Scan the data below. Pull out each line where "JSON" occurs.

--------------------------------------------------

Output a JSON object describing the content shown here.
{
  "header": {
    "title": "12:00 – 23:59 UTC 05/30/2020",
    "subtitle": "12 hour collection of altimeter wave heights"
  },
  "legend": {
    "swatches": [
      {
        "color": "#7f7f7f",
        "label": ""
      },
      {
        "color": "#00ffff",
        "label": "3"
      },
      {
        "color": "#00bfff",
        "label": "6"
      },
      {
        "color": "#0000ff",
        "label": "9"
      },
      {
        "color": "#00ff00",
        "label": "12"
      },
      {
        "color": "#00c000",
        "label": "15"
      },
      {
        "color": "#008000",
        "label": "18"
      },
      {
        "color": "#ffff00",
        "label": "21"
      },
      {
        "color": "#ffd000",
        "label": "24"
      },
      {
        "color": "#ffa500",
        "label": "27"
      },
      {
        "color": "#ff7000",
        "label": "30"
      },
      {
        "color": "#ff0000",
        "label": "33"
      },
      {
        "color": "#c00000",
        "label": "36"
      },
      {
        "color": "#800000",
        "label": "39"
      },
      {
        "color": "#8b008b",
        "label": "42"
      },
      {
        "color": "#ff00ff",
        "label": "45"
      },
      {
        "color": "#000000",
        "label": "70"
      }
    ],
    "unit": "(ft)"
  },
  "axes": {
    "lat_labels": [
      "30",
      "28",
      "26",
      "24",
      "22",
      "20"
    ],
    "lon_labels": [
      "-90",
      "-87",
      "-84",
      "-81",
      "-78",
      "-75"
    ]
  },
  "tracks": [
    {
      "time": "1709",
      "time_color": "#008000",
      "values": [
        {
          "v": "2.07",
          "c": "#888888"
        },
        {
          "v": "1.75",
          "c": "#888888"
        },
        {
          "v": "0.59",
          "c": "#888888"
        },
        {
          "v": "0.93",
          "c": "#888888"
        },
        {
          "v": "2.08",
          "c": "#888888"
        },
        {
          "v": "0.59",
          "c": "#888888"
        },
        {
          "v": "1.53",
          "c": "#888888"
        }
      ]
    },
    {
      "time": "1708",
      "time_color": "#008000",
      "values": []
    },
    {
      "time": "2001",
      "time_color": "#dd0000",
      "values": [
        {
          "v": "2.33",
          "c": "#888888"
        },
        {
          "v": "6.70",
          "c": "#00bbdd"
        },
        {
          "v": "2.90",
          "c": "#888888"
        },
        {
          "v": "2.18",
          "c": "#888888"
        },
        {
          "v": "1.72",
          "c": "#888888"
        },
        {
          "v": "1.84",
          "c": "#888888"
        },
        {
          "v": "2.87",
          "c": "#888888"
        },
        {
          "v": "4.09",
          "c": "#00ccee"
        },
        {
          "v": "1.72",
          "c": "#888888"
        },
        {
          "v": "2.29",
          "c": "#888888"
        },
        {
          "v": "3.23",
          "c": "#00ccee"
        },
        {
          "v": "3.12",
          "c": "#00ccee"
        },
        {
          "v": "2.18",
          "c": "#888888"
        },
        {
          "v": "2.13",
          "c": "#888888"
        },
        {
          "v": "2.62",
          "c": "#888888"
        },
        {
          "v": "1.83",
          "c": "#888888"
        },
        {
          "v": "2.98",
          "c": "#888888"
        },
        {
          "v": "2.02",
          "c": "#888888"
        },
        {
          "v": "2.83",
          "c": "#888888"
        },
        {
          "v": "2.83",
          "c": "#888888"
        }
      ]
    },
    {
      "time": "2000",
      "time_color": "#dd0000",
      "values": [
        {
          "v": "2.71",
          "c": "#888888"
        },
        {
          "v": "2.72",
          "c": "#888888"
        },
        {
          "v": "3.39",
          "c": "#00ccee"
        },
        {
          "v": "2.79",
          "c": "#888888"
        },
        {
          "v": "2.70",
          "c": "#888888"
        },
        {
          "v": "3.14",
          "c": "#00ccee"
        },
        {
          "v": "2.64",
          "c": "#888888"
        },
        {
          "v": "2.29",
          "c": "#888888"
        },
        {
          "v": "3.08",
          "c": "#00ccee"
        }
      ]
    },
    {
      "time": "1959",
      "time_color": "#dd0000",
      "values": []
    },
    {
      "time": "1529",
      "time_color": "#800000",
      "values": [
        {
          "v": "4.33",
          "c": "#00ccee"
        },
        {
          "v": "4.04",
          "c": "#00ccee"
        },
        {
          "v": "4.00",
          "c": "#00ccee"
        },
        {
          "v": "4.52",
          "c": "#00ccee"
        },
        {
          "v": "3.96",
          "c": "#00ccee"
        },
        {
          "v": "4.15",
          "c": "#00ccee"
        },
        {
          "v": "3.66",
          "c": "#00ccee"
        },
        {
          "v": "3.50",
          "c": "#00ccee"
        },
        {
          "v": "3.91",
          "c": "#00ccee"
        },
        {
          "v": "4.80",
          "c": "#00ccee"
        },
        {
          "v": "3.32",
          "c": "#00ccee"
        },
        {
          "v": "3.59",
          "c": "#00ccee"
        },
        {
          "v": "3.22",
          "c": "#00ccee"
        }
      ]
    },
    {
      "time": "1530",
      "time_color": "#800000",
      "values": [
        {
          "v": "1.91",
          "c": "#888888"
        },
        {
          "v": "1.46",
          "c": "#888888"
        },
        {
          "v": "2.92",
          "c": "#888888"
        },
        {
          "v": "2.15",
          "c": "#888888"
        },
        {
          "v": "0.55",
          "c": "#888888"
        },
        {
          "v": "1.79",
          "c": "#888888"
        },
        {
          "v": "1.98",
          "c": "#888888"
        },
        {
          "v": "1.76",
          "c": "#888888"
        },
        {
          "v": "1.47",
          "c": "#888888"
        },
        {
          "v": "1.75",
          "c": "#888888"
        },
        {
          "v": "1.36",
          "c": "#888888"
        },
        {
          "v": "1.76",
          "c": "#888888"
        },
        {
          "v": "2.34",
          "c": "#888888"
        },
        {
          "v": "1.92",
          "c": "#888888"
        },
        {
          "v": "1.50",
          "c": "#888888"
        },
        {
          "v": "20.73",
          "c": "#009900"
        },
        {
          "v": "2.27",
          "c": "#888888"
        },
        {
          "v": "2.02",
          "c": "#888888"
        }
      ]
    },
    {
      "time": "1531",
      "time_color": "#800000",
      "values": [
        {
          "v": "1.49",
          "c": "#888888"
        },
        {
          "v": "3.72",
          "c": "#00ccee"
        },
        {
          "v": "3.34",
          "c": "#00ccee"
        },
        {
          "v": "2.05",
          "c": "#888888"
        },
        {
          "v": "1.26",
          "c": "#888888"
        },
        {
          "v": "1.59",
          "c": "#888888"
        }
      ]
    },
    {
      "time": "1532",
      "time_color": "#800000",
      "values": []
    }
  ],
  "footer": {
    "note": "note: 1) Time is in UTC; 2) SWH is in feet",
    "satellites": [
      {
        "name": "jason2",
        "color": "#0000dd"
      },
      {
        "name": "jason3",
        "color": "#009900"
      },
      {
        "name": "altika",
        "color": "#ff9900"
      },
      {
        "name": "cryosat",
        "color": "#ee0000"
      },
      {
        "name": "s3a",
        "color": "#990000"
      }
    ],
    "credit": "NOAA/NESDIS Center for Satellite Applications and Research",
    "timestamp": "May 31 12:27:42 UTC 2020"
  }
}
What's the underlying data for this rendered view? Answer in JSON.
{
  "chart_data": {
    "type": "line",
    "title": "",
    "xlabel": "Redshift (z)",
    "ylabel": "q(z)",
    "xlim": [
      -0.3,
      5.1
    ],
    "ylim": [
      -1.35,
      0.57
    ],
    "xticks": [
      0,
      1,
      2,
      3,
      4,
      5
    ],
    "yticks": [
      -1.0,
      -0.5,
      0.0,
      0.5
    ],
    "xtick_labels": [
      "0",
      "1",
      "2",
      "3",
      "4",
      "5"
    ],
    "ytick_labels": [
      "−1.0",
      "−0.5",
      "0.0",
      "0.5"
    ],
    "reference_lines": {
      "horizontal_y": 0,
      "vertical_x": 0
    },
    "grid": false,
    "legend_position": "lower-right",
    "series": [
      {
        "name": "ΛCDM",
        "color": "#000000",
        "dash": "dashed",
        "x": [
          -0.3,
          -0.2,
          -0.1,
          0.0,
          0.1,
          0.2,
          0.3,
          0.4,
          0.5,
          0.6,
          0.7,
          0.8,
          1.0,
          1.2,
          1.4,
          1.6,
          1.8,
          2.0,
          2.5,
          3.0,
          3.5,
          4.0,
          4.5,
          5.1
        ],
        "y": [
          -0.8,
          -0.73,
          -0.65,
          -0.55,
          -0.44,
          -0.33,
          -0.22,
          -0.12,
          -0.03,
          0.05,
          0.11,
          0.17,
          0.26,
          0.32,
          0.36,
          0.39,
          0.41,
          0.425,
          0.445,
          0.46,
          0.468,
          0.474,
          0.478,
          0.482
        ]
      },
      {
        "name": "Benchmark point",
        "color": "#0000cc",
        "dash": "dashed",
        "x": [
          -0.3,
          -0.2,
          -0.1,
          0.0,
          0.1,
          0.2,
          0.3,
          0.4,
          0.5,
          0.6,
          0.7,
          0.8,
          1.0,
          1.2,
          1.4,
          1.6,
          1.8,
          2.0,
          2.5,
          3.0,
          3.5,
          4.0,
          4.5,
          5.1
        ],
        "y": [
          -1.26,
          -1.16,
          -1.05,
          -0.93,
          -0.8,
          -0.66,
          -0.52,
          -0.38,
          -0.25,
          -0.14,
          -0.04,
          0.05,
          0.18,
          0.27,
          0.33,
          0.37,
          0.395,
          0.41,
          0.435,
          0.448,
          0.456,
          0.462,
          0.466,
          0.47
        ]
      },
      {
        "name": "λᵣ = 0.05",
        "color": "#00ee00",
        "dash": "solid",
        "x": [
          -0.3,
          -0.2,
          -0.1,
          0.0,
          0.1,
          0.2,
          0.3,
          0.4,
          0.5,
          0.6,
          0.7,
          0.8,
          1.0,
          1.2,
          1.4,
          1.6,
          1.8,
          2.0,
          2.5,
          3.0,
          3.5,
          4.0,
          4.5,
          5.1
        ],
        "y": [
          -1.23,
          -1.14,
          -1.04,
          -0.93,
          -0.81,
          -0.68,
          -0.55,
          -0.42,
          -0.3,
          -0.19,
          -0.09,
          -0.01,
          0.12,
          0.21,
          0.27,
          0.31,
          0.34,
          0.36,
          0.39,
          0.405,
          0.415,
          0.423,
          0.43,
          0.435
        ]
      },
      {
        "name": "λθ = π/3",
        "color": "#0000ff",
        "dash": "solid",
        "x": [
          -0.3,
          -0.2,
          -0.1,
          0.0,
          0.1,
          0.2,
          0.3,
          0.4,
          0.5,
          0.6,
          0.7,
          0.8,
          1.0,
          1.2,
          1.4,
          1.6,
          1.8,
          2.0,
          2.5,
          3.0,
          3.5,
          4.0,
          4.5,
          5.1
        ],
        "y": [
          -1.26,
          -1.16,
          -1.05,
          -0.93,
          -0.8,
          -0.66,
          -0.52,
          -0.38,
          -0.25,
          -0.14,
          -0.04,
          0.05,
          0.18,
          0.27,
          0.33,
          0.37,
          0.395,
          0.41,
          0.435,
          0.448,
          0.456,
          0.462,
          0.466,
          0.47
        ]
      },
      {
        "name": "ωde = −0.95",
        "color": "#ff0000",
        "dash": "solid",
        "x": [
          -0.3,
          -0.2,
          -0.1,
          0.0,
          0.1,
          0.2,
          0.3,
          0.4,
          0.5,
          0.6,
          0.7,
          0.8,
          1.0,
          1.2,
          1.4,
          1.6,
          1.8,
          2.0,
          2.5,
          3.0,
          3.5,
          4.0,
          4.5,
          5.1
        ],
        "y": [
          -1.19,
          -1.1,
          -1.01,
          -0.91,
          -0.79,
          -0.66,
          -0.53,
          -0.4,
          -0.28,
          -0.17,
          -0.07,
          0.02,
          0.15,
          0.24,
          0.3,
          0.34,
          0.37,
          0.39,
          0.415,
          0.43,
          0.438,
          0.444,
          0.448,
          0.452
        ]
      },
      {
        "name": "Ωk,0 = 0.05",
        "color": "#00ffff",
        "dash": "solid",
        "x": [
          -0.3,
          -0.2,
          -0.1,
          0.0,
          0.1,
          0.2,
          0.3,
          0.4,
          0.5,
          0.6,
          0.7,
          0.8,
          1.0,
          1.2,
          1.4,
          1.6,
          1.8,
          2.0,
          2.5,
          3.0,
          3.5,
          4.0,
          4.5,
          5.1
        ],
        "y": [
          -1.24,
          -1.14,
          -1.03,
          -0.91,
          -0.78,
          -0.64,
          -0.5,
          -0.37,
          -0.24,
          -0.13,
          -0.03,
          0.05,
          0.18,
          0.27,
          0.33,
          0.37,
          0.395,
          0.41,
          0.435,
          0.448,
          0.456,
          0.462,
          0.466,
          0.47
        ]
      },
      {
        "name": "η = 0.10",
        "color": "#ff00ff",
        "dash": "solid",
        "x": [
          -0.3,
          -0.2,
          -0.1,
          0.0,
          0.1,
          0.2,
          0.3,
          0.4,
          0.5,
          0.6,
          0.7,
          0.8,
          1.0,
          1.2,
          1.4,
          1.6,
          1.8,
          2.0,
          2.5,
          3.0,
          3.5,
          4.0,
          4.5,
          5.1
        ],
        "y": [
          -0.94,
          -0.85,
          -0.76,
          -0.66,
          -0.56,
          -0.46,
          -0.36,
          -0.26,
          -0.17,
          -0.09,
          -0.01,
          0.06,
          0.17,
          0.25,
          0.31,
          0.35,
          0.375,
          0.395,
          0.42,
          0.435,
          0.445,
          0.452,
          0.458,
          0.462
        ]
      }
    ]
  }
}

--------------------------------------------------

• Result below:
Output a JSON object describing the content shown here.
What's the underlying data for this rendered view? Answer in JSON.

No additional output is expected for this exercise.